Restate, word for word, the run of lines that starts at the line containing "What data populates" and ends with the final line of the listing. Leave pictures out.

====

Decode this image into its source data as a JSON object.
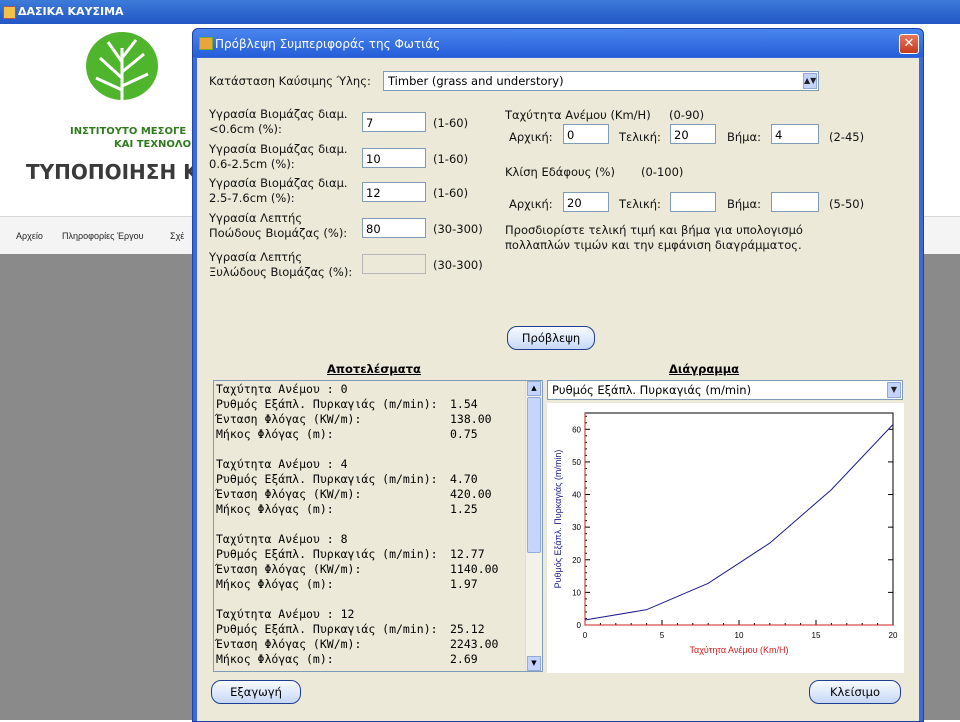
{
  "app": {
    "title": "ΔΑΣΙΚΑ ΚΑΥΣΙΜΑ"
  },
  "header": {
    "org_line1": "ΙΝΣΤΙΤΟΥΤΟ ΜΕΣΟΓΕ",
    "org_line2": "ΚΑΙ ΤΕΧΝΟΛΟ",
    "banner": "ΤΥΠΟΠΟΙΗΣΗ Κ"
  },
  "menu": [
    "Αρχείο",
    "Πληροφορίες Έργου",
    "Σχέ"
  ],
  "dialog": {
    "title": "Πρόβλεψη Συμπεριφοράς της Φωτιάς",
    "close": "✕",
    "fuel_label": "Κατάσταση Καύσιμης Ύλης:",
    "fuel_value": "Timber (grass and understory)",
    "moisture": [
      {
        "label1": "Υγρασία Βιομάζας διαμ.",
        "label2": "<0.6cm (%):",
        "value": "7",
        "range": "(1-60)"
      },
      {
        "label1": "Υγρασία Βιομάζας διαμ.",
        "label2": "0.6-2.5cm (%):",
        "value": "10",
        "range": "(1-60)"
      },
      {
        "label1": "Υγρασία Βιομάζας διαμ.",
        "label2": "2.5-7.6cm (%):",
        "value": "12",
        "range": "(1-60)"
      },
      {
        "label1": "Υγρασία Λεπτής",
        "label2": "Ποώδους Βιομάζας (%):",
        "value": "80",
        "range": "(30-300)"
      },
      {
        "label1": "Υγρασία Λεπτής",
        "label2": "Ξυλώδους Βιομάζας (%):",
        "value": "",
        "range": "(30-300)"
      }
    ],
    "wind": {
      "label": "Ταχύτητα Ανέμου (Km/H)",
      "range": "(0-90)",
      "start_label": "Αρχική:",
      "start": "0",
      "end_label": "Τελική:",
      "end": "20",
      "step_label": "Βήμα:",
      "step": "4",
      "step_range": "(2-45)"
    },
    "slope": {
      "label": "Κλίση Εδάφους (%)",
      "range": "(0-100)",
      "start_label": "Αρχική:",
      "start": "20",
      "end_label": "Τελική:",
      "end": "",
      "step_label": "Βήμα:",
      "step": "",
      "step_range": "(5-50)"
    },
    "hint1": "Προσδιορίστε τελική τιμή και βήμα για υπολογισμό",
    "hint2": "πολλαπλών τιμών και την εμφάνιση διαγράμματος.",
    "predict_button": "Πρόβλεψη",
    "results_title": "Αποτελέσματα",
    "chart_title": "Διάγραμμα",
    "chart_select": "Ρυθμός Εξάπλ. Πυρκαγιάς (m/min)",
    "export_button": "Εξαγωγή",
    "close_button": "Κλείσιμο",
    "results": [
      {
        "wind": "Ταχύτητα Ανέμου : 0",
        "rate_label": "Ρυθμός Εξάπλ. Πυρκαγιάς (m/min):",
        "rate": "1.54",
        "int_label": "Ένταση Φλόγας (KW/m):",
        "int": "138.00",
        "len_label": "Μήκος Φλόγας (m):",
        "len": "0.75"
      },
      {
        "wind": "Ταχύτητα Ανέμου : 4",
        "rate_label": "Ρυθμός Εξάπλ. Πυρκαγιάς (m/min):",
        "rate": "4.70",
        "int_label": "Ένταση Φλόγας (KW/m):",
        "int": "420.00",
        "len_label": "Μήκος Φλόγας (m):",
        "len": "1.25"
      },
      {
        "wind": "Ταχύτητα Ανέμου : 8",
        "rate_label": "Ρυθμός Εξάπλ. Πυρκαγιάς (m/min):",
        "rate": "12.77",
        "int_label": "Ένταση Φλόγας (KW/m):",
        "int": "1140.00",
        "len_label": "Μήκος Φλόγας (m):",
        "len": "1.97"
      },
      {
        "wind": "Ταχύτητα Ανέμου : 12",
        "rate_label": "Ρυθμός Εξάπλ. Πυρκαγιάς (m/min):",
        "rate": "25.12",
        "int_label": "Ένταση Φλόγας (KW/m):",
        "int": "2243.00",
        "len_label": "Μήκος Φλόγας (m):",
        "len": "2.69"
      }
    ]
  },
  "chart_data": {
    "type": "line",
    "xlabel": "Ταχύτητα Ανέμου (Km/H)",
    "ylabel": "Ρυθμός Εξάπλ. Πυρκαγιάς (m/min)",
    "xlim": [
      0,
      20
    ],
    "ylim": [
      0,
      65
    ],
    "xticks": [
      0,
      5,
      10,
      15,
      20
    ],
    "yticks": [
      0,
      10,
      20,
      30,
      40,
      50,
      60
    ],
    "series": [
      {
        "x": [
          0,
          4,
          8,
          12,
          16,
          20
        ],
        "y": [
          1.54,
          4.7,
          12.77,
          25.12,
          41.5,
          61.5
        ],
        "color": "#1c1c8c"
      }
    ],
    "axis_color": "#d02020"
  }
}
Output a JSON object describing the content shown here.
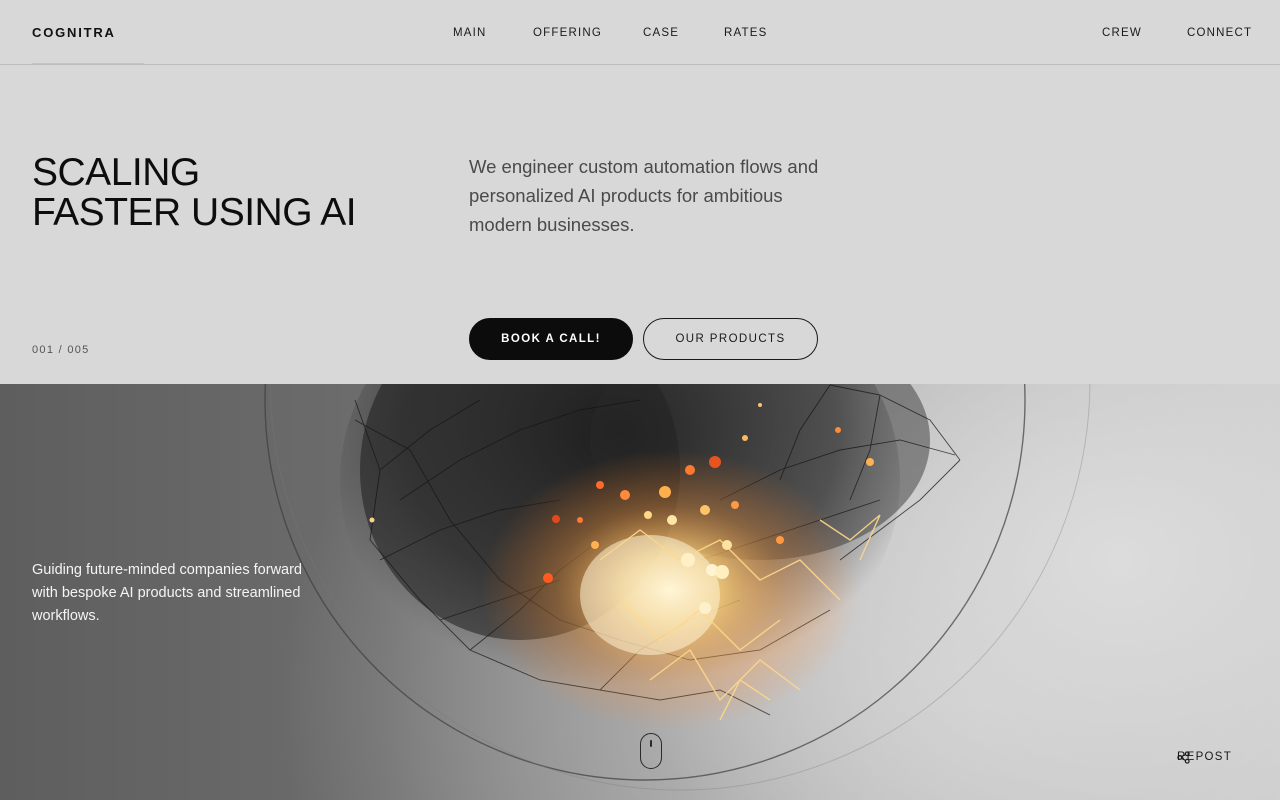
{
  "brand": {
    "name": "COGNITRA"
  },
  "nav": {
    "links": [
      {
        "label": "MAIN"
      },
      {
        "label": "OFFERING"
      },
      {
        "label": "CASE"
      },
      {
        "label": "RATES"
      },
      {
        "label": "CREW"
      },
      {
        "label": "CONNECT"
      }
    ]
  },
  "hero": {
    "headline_line1": "SCALING",
    "headline_line2": "FASTER USING AI",
    "intro": "We engineer custom automation flows and personalized AI products for ambitious modern businesses.",
    "counter": "001 / 005",
    "primary_button": "BOOK A CALL!",
    "secondary_button": "OUR PRODUCTS"
  },
  "visual": {
    "tagline": "Guiding future-minded companies forward with bespoke AI products and streamlined workflows.",
    "scroll_icon": "mouse-scroll-icon",
    "repost_label": "REPOST",
    "repost_icon": "share-icon"
  },
  "colors": {
    "page_background": "#d8d8d8",
    "text_primary": "#0d0d0d",
    "text_secondary": "#4a4a4a",
    "button_dark": "#0c0c0c",
    "glow": "#ffb347"
  }
}
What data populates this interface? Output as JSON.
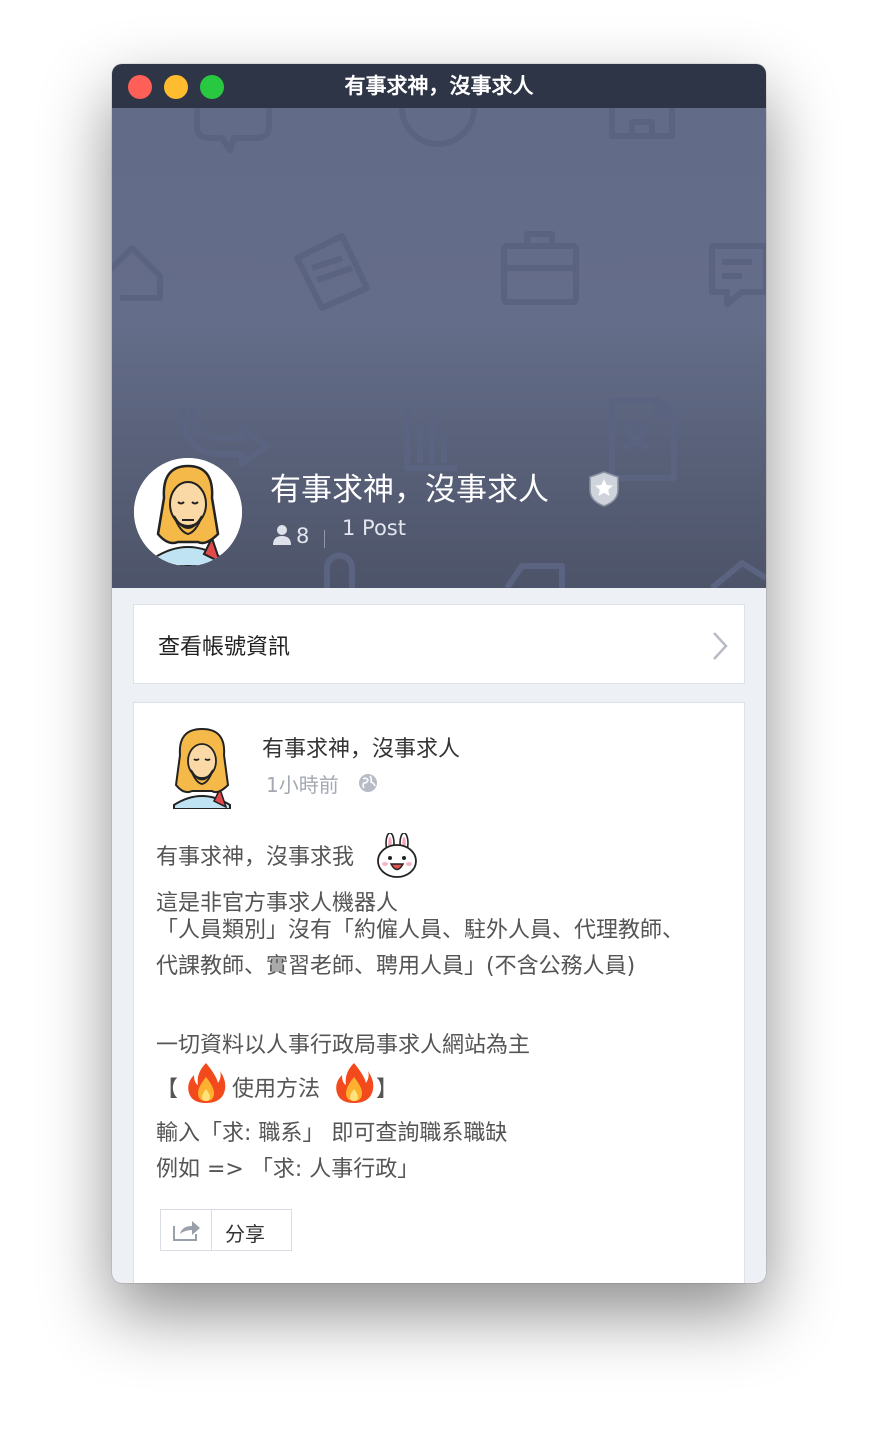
{
  "window": {
    "title": "有事求神，沒事求人"
  },
  "profile": {
    "name": "有事求神，沒事求人",
    "followers": "8",
    "posts": "1 Post"
  },
  "account_info": {
    "label": "查看帳號資訊"
  },
  "post": {
    "author": "有事求神，沒事求人",
    "time": "1小時前",
    "lines": {
      "l1": "有事求神，沒事求我",
      "l2": "這是非官方事求人機器人",
      "l3": "「人員類別」沒有「約僱人員、駐外人員、代理教師、代課教師、實習老師、聘用人員」(不含公務人員)",
      "l4": "一切資料以人事行政局事求人網站為主",
      "l5_open": "【",
      "l5_text": "使用方法",
      "l5_close": "】",
      "l6": "輸入「求: 職系」 即可查詢職系職缺",
      "l7": "例如 => 「求:  人事行政」"
    },
    "share_label": "分享"
  },
  "colors": {
    "titlebar": "#2e3547",
    "cover": "#626b88",
    "background": "#edf0f4",
    "traffic_red": "#fe5f57",
    "traffic_yellow": "#febc2e",
    "traffic_green": "#28c840"
  },
  "icons": [
    "shield-badge-icon",
    "person-icon",
    "chevron-right-icon",
    "globe-icon",
    "bunny-emoji-icon",
    "fire-emoji-icon",
    "share-icon"
  ]
}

====

▸ **Response**:
What data populates this interface? Output as JSON.
{
  "window": {
    "title": "有事求神，沒事求人"
  },
  "profile": {
    "name": "有事求神，沒事求人",
    "followers": "8",
    "posts": "1 Post"
  },
  "account_info": {
    "label": "查看帳號資訊"
  },
  "post": {
    "author": "有事求神，沒事求人",
    "time": "1小時前",
    "lines": {
      "l1": "有事求神，沒事求我",
      "l2": "這是非官方事求人機器人",
      "l3": "「人員類別」沒有「約僱人員、駐外人員、代理教師、代課教師、實習老師、聘用人員」(不含公務人員)",
      "l4": "一切資料以人事行政局事求人網站為主",
      "l5_open": "【",
      "l5_text": "使用方法",
      "l5_close": "】",
      "l6": "輸入「求: 職系」 即可查詢職系職缺",
      "l7": "例如 => 「求:  人事行政」"
    },
    "share_label": "分享"
  },
  "colors": {
    "titlebar": "#2e3547",
    "cover": "#626b88",
    "background": "#edf0f4",
    "traffic_red": "#fe5f57",
    "traffic_yellow": "#febc2e",
    "traffic_green": "#28c840"
  },
  "icons": [
    "shield-badge-icon",
    "person-icon",
    "chevron-right-icon",
    "globe-icon",
    "bunny-emoji-icon",
    "fire-emoji-icon",
    "share-icon"
  ]
}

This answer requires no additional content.